Figure record listings:

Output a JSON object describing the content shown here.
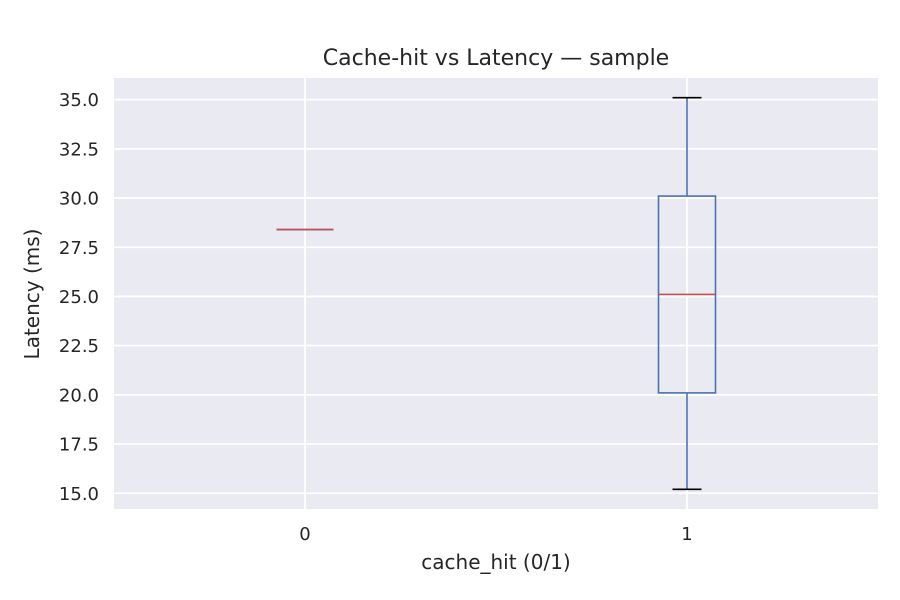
{
  "chart_data": {
    "type": "box",
    "title": "Cache-hit vs Latency — sample",
    "xlabel": "cache_hit (0/1)",
    "ylabel": "Latency (ms)",
    "categories": [
      "0",
      "1"
    ],
    "boxes": [
      {
        "category": "0",
        "whisker_low": 28.4,
        "q1": 28.4,
        "median": 28.4,
        "q3": 28.4,
        "whisker_high": 28.4
      },
      {
        "category": "1",
        "whisker_low": 15.2,
        "q1": 20.1,
        "median": 25.1,
        "q3": 30.1,
        "whisker_high": 35.1
      }
    ],
    "yticks": [
      "15.0",
      "17.5",
      "20.0",
      "22.5",
      "25.0",
      "27.5",
      "30.0",
      "32.5",
      "35.0"
    ],
    "ylim": [
      14.2,
      36.1
    ],
    "grid": true,
    "colors": {
      "background": "#EAEAF2",
      "grid": "#FFFFFF",
      "box": "#4C72B0",
      "median": "#C44E52",
      "cap": "#000000",
      "text": "#262626"
    }
  }
}
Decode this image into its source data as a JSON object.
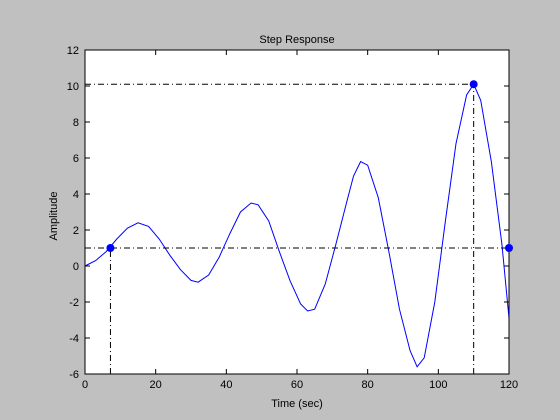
{
  "chart_data": {
    "type": "line",
    "title": "Step Response",
    "x_label": "Time (sec)",
    "y_label": "Amplitude",
    "x": [
      0,
      3,
      6,
      9,
      12,
      15,
      18,
      21,
      24,
      27,
      30,
      32,
      35,
      38,
      41,
      44,
      47,
      49,
      52,
      55,
      58,
      61,
      63,
      65,
      68,
      71,
      74,
      76,
      78,
      80,
      83,
      86,
      89,
      92,
      94,
      96,
      99,
      102,
      105,
      108,
      110,
      112,
      115,
      118,
      120
    ],
    "series": [
      {
        "color": "#0000ff",
        "values": [
          0,
          0.3,
          0.8,
          1.5,
          2.1,
          2.4,
          2.2,
          1.5,
          0.6,
          -0.2,
          -0.8,
          -0.9,
          -0.5,
          0.5,
          1.8,
          3.0,
          3.5,
          3.4,
          2.5,
          0.8,
          -0.8,
          -2.1,
          -2.5,
          -2.4,
          -1.0,
          1.2,
          3.5,
          5.0,
          5.8,
          5.6,
          3.8,
          0.8,
          -2.4,
          -4.7,
          -5.6,
          -5.1,
          -2.0,
          2.5,
          6.8,
          9.5,
          10.1,
          9.2,
          5.8,
          1.2,
          -2.9
        ]
      }
    ],
    "markers": {
      "color": "#0000ff",
      "x": [
        7.2,
        110,
        120
      ],
      "values": [
        1.0,
        10.1,
        1.0
      ]
    },
    "xlim": [
      0,
      120
    ],
    "ylim": [
      -6,
      12
    ],
    "xticks": [
      0,
      20,
      40,
      60,
      80,
      100,
      120
    ],
    "yticks": [
      -6,
      -4,
      -2,
      0,
      2,
      4,
      6,
      8,
      10,
      12
    ],
    "grid": false
  }
}
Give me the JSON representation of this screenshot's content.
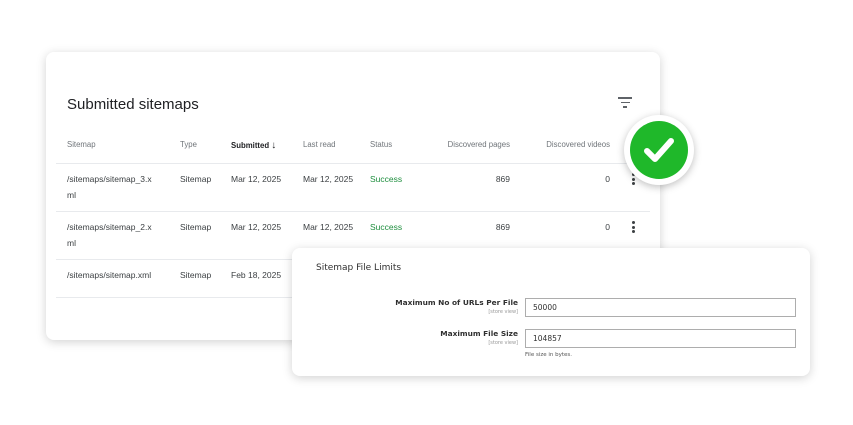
{
  "sitemaps_card": {
    "title": "Submitted sitemaps",
    "columns": [
      "Sitemap",
      "Type",
      "Submitted",
      "Last read",
      "Status",
      "Discovered pages",
      "Discovered videos"
    ],
    "sort_icon": "arrow-down-icon",
    "rows": [
      {
        "sitemap_line1": "/sitemaps/sitemap_3.x",
        "sitemap_line2": "ml",
        "type": "Sitemap",
        "submitted": "Mar 12, 2025",
        "last_read": "Mar 12, 2025",
        "status": "Success",
        "pages": "869",
        "videos": "0"
      },
      {
        "sitemap_line1": "/sitemaps/sitemap_2.x",
        "sitemap_line2": "ml",
        "type": "Sitemap",
        "submitted": "Mar 12, 2025",
        "last_read": "Mar 12, 2025",
        "status": "Success",
        "pages": "869",
        "videos": "0"
      },
      {
        "sitemap_line1": "/sitemaps/sitemap.xml",
        "type": "Sitemap",
        "submitted": "Feb 18, 2025"
      }
    ],
    "status_color": "#1e8e3e"
  },
  "check_badge": {
    "color": "#1fb82a"
  },
  "limits_card": {
    "title": "Sitemap File Limits",
    "fields": [
      {
        "label": "Maximum No of URLs Per File",
        "scope": "[store view]",
        "value": "50000"
      },
      {
        "label": "Maximum File Size",
        "scope": "[store view]",
        "value": "104857",
        "note": "File size in bytes."
      }
    ]
  }
}
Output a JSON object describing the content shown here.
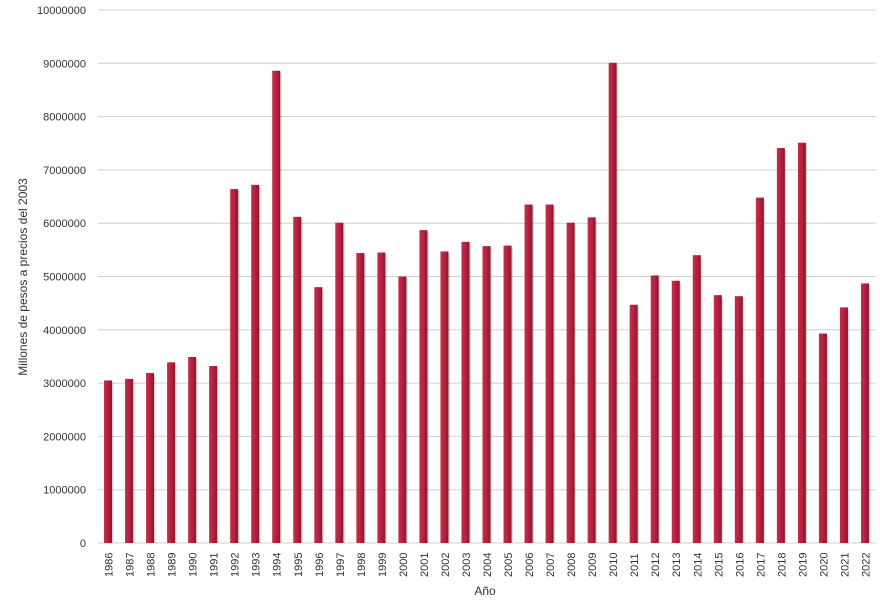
{
  "chart_data": {
    "type": "bar",
    "title": "",
    "xlabel": "Año",
    "ylabel": "Millones de pesos a precios del 2003",
    "ylim": [
      0,
      10000000
    ],
    "yticks": [
      "0",
      "1000000",
      "2000000",
      "3000000",
      "4000000",
      "5000000",
      "6000000",
      "7000000",
      "8000000",
      "9000000",
      "10000000"
    ],
    "grid": true,
    "bar_color": "#b5213f",
    "categories": [
      "1986",
      "1987",
      "1988",
      "1989",
      "1990",
      "1991",
      "1992",
      "1993",
      "1994",
      "1995",
      "1996",
      "1997",
      "1998",
      "1999",
      "2000",
      "2001",
      "2002",
      "2003",
      "2004",
      "2005",
      "2006",
      "2007",
      "2008",
      "2009",
      "2010",
      "2011",
      "2012",
      "2013",
      "2014",
      "2015",
      "2016",
      "2017",
      "2018",
      "2019",
      "2020",
      "2021",
      "2022"
    ],
    "values": [
      3050000,
      3080000,
      3190000,
      3390000,
      3490000,
      3320000,
      6640000,
      6720000,
      8860000,
      6120000,
      4800000,
      6010000,
      5440000,
      5450000,
      5000000,
      5870000,
      5470000,
      5650000,
      5570000,
      5580000,
      6350000,
      6350000,
      6010000,
      6110000,
      9010000,
      4470000,
      5020000,
      4920000,
      5400000,
      4650000,
      4630000,
      6480000,
      7410000,
      7510000,
      3930000,
      4420000,
      4870000
    ]
  }
}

▶ _TO BE DONE_
Set down all the entries exactly as they appear, but skip any pictures.

▶ _THE RESULT_
Output a JSON object describing the content shown here.
{
  "chart_data": {
    "type": "box",
    "title": "Cache-hit vs Latency — sample",
    "xlabel": "cache_hit (0/1)",
    "ylabel": "Latency (ms)",
    "categories": [
      "0",
      "1"
    ],
    "boxes": [
      {
        "category": "0",
        "whisker_low": 28.4,
        "q1": 28.4,
        "median": 28.4,
        "q3": 28.4,
        "whisker_high": 28.4
      },
      {
        "category": "1",
        "whisker_low": 15.2,
        "q1": 20.1,
        "median": 25.1,
        "q3": 30.1,
        "whisker_high": 35.1
      }
    ],
    "yticks": [
      "15.0",
      "17.5",
      "20.0",
      "22.5",
      "25.0",
      "27.5",
      "30.0",
      "32.5",
      "35.0"
    ],
    "ylim": [
      14.2,
      36.1
    ],
    "grid": true,
    "colors": {
      "background": "#EAEAF2",
      "grid": "#FFFFFF",
      "box": "#4C72B0",
      "median": "#C44E52",
      "cap": "#000000",
      "text": "#262626"
    }
  }
}
Decode this image into its source data as a JSON object.
{
  "chart_data": {
    "type": "line",
    "title": "Step Response",
    "x_label": "Time (sec)",
    "y_label": "Amplitude",
    "x": [
      0,
      3,
      6,
      9,
      12,
      15,
      18,
      21,
      24,
      27,
      30,
      32,
      35,
      38,
      41,
      44,
      47,
      49,
      52,
      55,
      58,
      61,
      63,
      65,
      68,
      71,
      74,
      76,
      78,
      80,
      83,
      86,
      89,
      92,
      94,
      96,
      99,
      102,
      105,
      108,
      110,
      112,
      115,
      118,
      120
    ],
    "series": [
      {
        "color": "#0000ff",
        "values": [
          0,
          0.3,
          0.8,
          1.5,
          2.1,
          2.4,
          2.2,
          1.5,
          0.6,
          -0.2,
          -0.8,
          -0.9,
          -0.5,
          0.5,
          1.8,
          3.0,
          3.5,
          3.4,
          2.5,
          0.8,
          -0.8,
          -2.1,
          -2.5,
          -2.4,
          -1.0,
          1.2,
          3.5,
          5.0,
          5.8,
          5.6,
          3.8,
          0.8,
          -2.4,
          -4.7,
          -5.6,
          -5.1,
          -2.0,
          2.5,
          6.8,
          9.5,
          10.1,
          9.2,
          5.8,
          1.2,
          -2.9
        ]
      }
    ],
    "markers": {
      "color": "#0000ff",
      "x": [
        7.2,
        110,
        120
      ],
      "values": [
        1.0,
        10.1,
        1.0
      ]
    },
    "xlim": [
      0,
      120
    ],
    "ylim": [
      -6,
      12
    ],
    "xticks": [
      0,
      20,
      40,
      60,
      80,
      100,
      120
    ],
    "yticks": [
      -6,
      -4,
      -2,
      0,
      2,
      4,
      6,
      8,
      10,
      12
    ],
    "grid": false
  }
}
Give me the JSON representation of this screenshot's content.
{
  "sitemaps_card": {
    "title": "Submitted sitemaps",
    "columns": [
      "Sitemap",
      "Type",
      "Submitted",
      "Last read",
      "Status",
      "Discovered pages",
      "Discovered videos"
    ],
    "sort_icon": "arrow-down-icon",
    "rows": [
      {
        "sitemap_line1": "/sitemaps/sitemap_3.x",
        "sitemap_line2": "ml",
        "type": "Sitemap",
        "submitted": "Mar 12, 2025",
        "last_read": "Mar 12, 2025",
        "status": "Success",
        "pages": "869",
        "videos": "0"
      },
      {
        "sitemap_line1": "/sitemaps/sitemap_2.x",
        "sitemap_line2": "ml",
        "type": "Sitemap",
        "submitted": "Mar 12, 2025",
        "last_read": "Mar 12, 2025",
        "status": "Success",
        "pages": "869",
        "videos": "0"
      },
      {
        "sitemap_line1": "/sitemaps/sitemap.xml",
        "type": "Sitemap",
        "submitted": "Feb 18, 2025"
      }
    ],
    "status_color": "#1e8e3e"
  },
  "check_badge": {
    "color": "#1fb82a"
  },
  "limits_card": {
    "title": "Sitemap File Limits",
    "fields": [
      {
        "label": "Maximum No of URLs Per File",
        "scope": "[store view]",
        "value": "50000"
      },
      {
        "label": "Maximum File Size",
        "scope": "[store view]",
        "value": "104857",
        "note": "File size in bytes."
      }
    ]
  }
}
Output a JSON object describing the content shown here.
{
  "chart_data": {
    "type": "bar",
    "title": "",
    "xlabel": "Año",
    "ylabel": "Millones de pesos a precios del 2003",
    "ylim": [
      0,
      10000000
    ],
    "yticks": [
      "0",
      "1000000",
      "2000000",
      "3000000",
      "4000000",
      "5000000",
      "6000000",
      "7000000",
      "8000000",
      "9000000",
      "10000000"
    ],
    "grid": true,
    "bar_color": "#b5213f",
    "categories": [
      "1986",
      "1987",
      "1988",
      "1989",
      "1990",
      "1991",
      "1992",
      "1993",
      "1994",
      "1995",
      "1996",
      "1997",
      "1998",
      "1999",
      "2000",
      "2001",
      "2002",
      "2003",
      "2004",
      "2005",
      "2006",
      "2007",
      "2008",
      "2009",
      "2010",
      "2011",
      "2012",
      "2013",
      "2014",
      "2015",
      "2016",
      "2017",
      "2018",
      "2019",
      "2020",
      "2021",
      "2022"
    ],
    "values": [
      3050000,
      3080000,
      3190000,
      3390000,
      3490000,
      3320000,
      6640000,
      6720000,
      8860000,
      6120000,
      4800000,
      6010000,
      5440000,
      5450000,
      5000000,
      5870000,
      5470000,
      5650000,
      5570000,
      5580000,
      6350000,
      6350000,
      6010000,
      6110000,
      9010000,
      4470000,
      5020000,
      4920000,
      5400000,
      4650000,
      4630000,
      6480000,
      7410000,
      7510000,
      3930000,
      4420000,
      4870000
    ]
  }
}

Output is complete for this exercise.